§ **Data for processing**:
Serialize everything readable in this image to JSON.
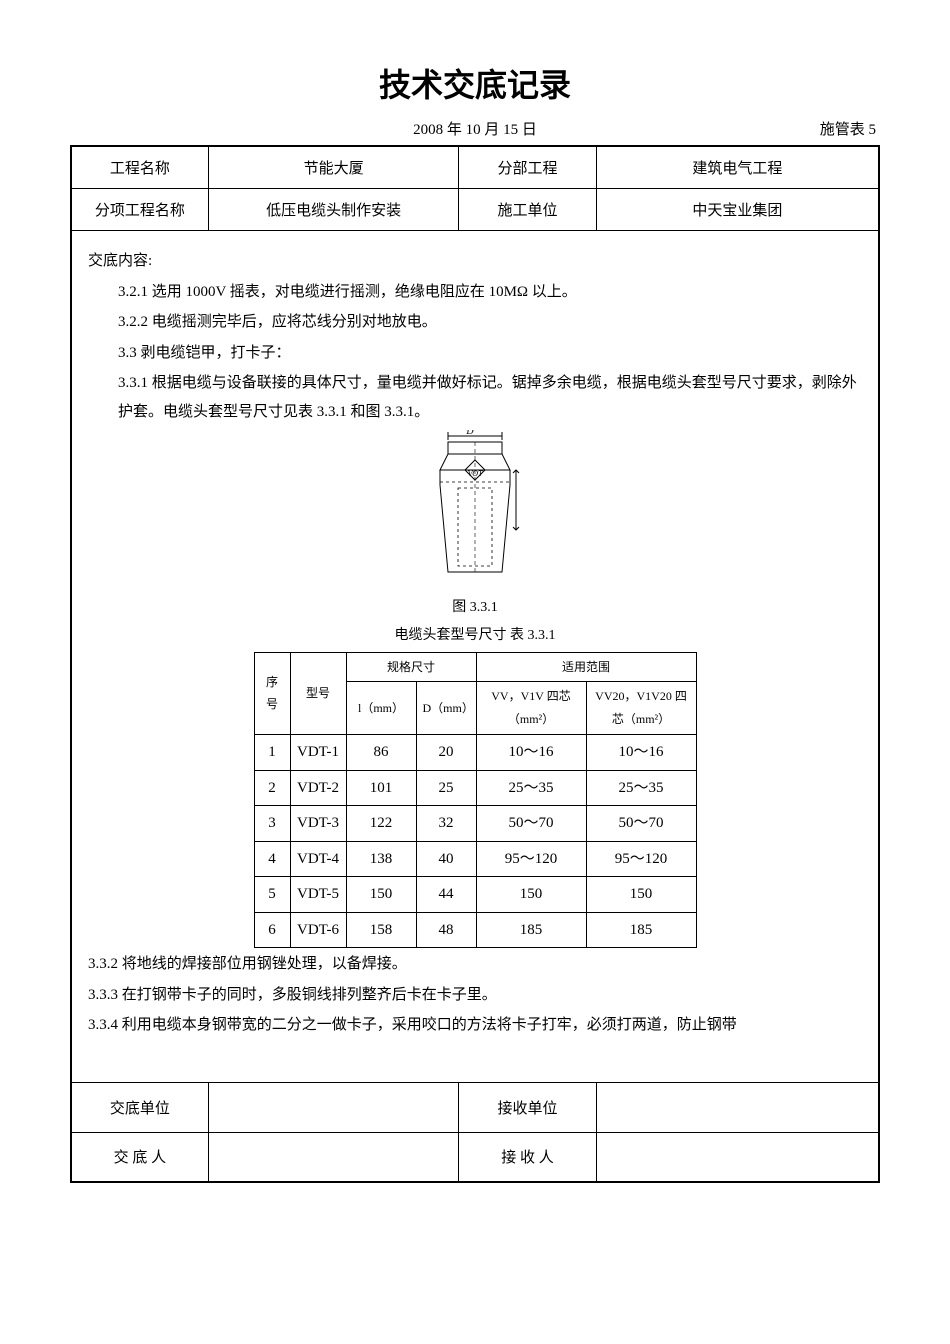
{
  "title": "技术交底记录",
  "date": "2008 年 10 月 15 日",
  "form_label": "施管表 5",
  "header": {
    "project_name_label": "工程名称",
    "project_name": "节能大厦",
    "section_label": "分部工程",
    "section": "建筑电气工程",
    "sub_name_label": "分项工程名称",
    "sub_name": "低压电缆头制作安装",
    "unit_label": "施工单位",
    "unit": "中天宝业集团"
  },
  "content": {
    "heading": "交底内容:",
    "p1": "3.2.1 选用 1000V 摇表，对电缆进行摇测，绝缘电阻应在 10MΩ 以上。",
    "p2": "3.2.2 电缆摇测完毕后，应将芯线分别对地放电。",
    "p3": "3.3 剥电缆铠甲，打卡子：",
    "p4": "3.3.1 根据电缆与设备联接的具体尺寸，量电缆并做好标记。锯掉多余电缆，根据电缆头套型号尺寸要求，剥除外护套。电缆头套型号尺寸见表 3.3.1 和图 3.3.1。",
    "fig_caption": "图 3.3.1",
    "table_caption": "电缆头套型号尺寸  表 3.3.1",
    "p5": "3.3.2 将地线的焊接部位用钢锉处理，以备焊接。",
    "p6": "3.3.3 在打钢带卡子的同时，多股铜线排列整齐后卡在卡子里。",
    "p7": "3.3.4 利用电缆本身钢带宽的二分之一做卡子，采用咬口的方法将卡子打牢，必须打两道，防止钢带"
  },
  "inner_table": {
    "col_seq": "序号",
    "col_model": "型号",
    "col_spec": "规格尺寸",
    "col_scope": "适用范围",
    "col_l": "l（mm）",
    "col_d": "D（mm）",
    "col_vv": "VV，V1V 四芯（mm²）",
    "col_vv20": "VV20，V1V20 四芯（mm²）",
    "rows": [
      {
        "seq": "1",
        "model": "VDT-1",
        "l": "86",
        "d": "20",
        "vv": "10～16",
        "vv20": "10～16"
      },
      {
        "seq": "2",
        "model": "VDT-2",
        "l": "101",
        "d": "25",
        "vv": "25～35",
        "vv20": "25～35"
      },
      {
        "seq": "3",
        "model": "VDT-3",
        "l": "122",
        "d": "32",
        "vv": "50～70",
        "vv20": "50～70"
      },
      {
        "seq": "4",
        "model": "VDT-4",
        "l": "138",
        "d": "40",
        "vv": "95～120",
        "vv20": "95～120"
      },
      {
        "seq": "5",
        "model": "VDT-5",
        "l": "150",
        "d": "44",
        "vv": "150",
        "vv20": "150"
      },
      {
        "seq": "6",
        "model": "VDT-6",
        "l": "158",
        "d": "48",
        "vv": "185",
        "vv20": "185"
      }
    ]
  },
  "footer": {
    "l1": "交底单位",
    "r1": "接收单位",
    "l2": "交 底 人",
    "r2": "接 收 人"
  },
  "diagram": {
    "label_d": "D",
    "label_vot": "VOT",
    "outline_color": "#000000",
    "dash_color": "#000000"
  }
}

§ **Task requirements**: Pictures are to be left out; repeat all the remaining data exactly.

§ **Task output**:
Serialize everything readable in this image to JSON.
{
  "title": "技术交底记录",
  "date": "2008 年 10 月 15 日",
  "form_label": "施管表 5",
  "header": {
    "project_name_label": "工程名称",
    "project_name": "节能大厦",
    "section_label": "分部工程",
    "section": "建筑电气工程",
    "sub_name_label": "分项工程名称",
    "sub_name": "低压电缆头制作安装",
    "unit_label": "施工单位",
    "unit": "中天宝业集团"
  },
  "content": {
    "heading": "交底内容:",
    "p1": "3.2.1 选用 1000V 摇表，对电缆进行摇测，绝缘电阻应在 10MΩ 以上。",
    "p2": "3.2.2 电缆摇测完毕后，应将芯线分别对地放电。",
    "p3": "3.3 剥电缆铠甲，打卡子：",
    "p4": "3.3.1 根据电缆与设备联接的具体尺寸，量电缆并做好标记。锯掉多余电缆，根据电缆头套型号尺寸要求，剥除外护套。电缆头套型号尺寸见表 3.3.1 和图 3.3.1。",
    "fig_caption": "图 3.3.1",
    "table_caption": "电缆头套型号尺寸  表 3.3.1",
    "p5": "3.3.2 将地线的焊接部位用钢锉处理，以备焊接。",
    "p6": "3.3.3 在打钢带卡子的同时，多股铜线排列整齐后卡在卡子里。",
    "p7": "3.3.4 利用电缆本身钢带宽的二分之一做卡子，采用咬口的方法将卡子打牢，必须打两道，防止钢带"
  },
  "inner_table": {
    "col_seq": "序号",
    "col_model": "型号",
    "col_spec": "规格尺寸",
    "col_scope": "适用范围",
    "col_l": "l（mm）",
    "col_d": "D（mm）",
    "col_vv": "VV，V1V 四芯（mm²）",
    "col_vv20": "VV20，V1V20 四芯（mm²）",
    "rows": [
      {
        "seq": "1",
        "model": "VDT-1",
        "l": "86",
        "d": "20",
        "vv": "10～16",
        "vv20": "10～16"
      },
      {
        "seq": "2",
        "model": "VDT-2",
        "l": "101",
        "d": "25",
        "vv": "25～35",
        "vv20": "25～35"
      },
      {
        "seq": "3",
        "model": "VDT-3",
        "l": "122",
        "d": "32",
        "vv": "50～70",
        "vv20": "50～70"
      },
      {
        "seq": "4",
        "model": "VDT-4",
        "l": "138",
        "d": "40",
        "vv": "95～120",
        "vv20": "95～120"
      },
      {
        "seq": "5",
        "model": "VDT-5",
        "l": "150",
        "d": "44",
        "vv": "150",
        "vv20": "150"
      },
      {
        "seq": "6",
        "model": "VDT-6",
        "l": "158",
        "d": "48",
        "vv": "185",
        "vv20": "185"
      }
    ]
  },
  "footer": {
    "l1": "交底单位",
    "r1": "接收单位",
    "l2": "交 底 人",
    "r2": "接 收 人"
  },
  "diagram": {
    "label_d": "D",
    "label_vot": "VOT",
    "outline_color": "#000000",
    "dash_color": "#000000"
  }
}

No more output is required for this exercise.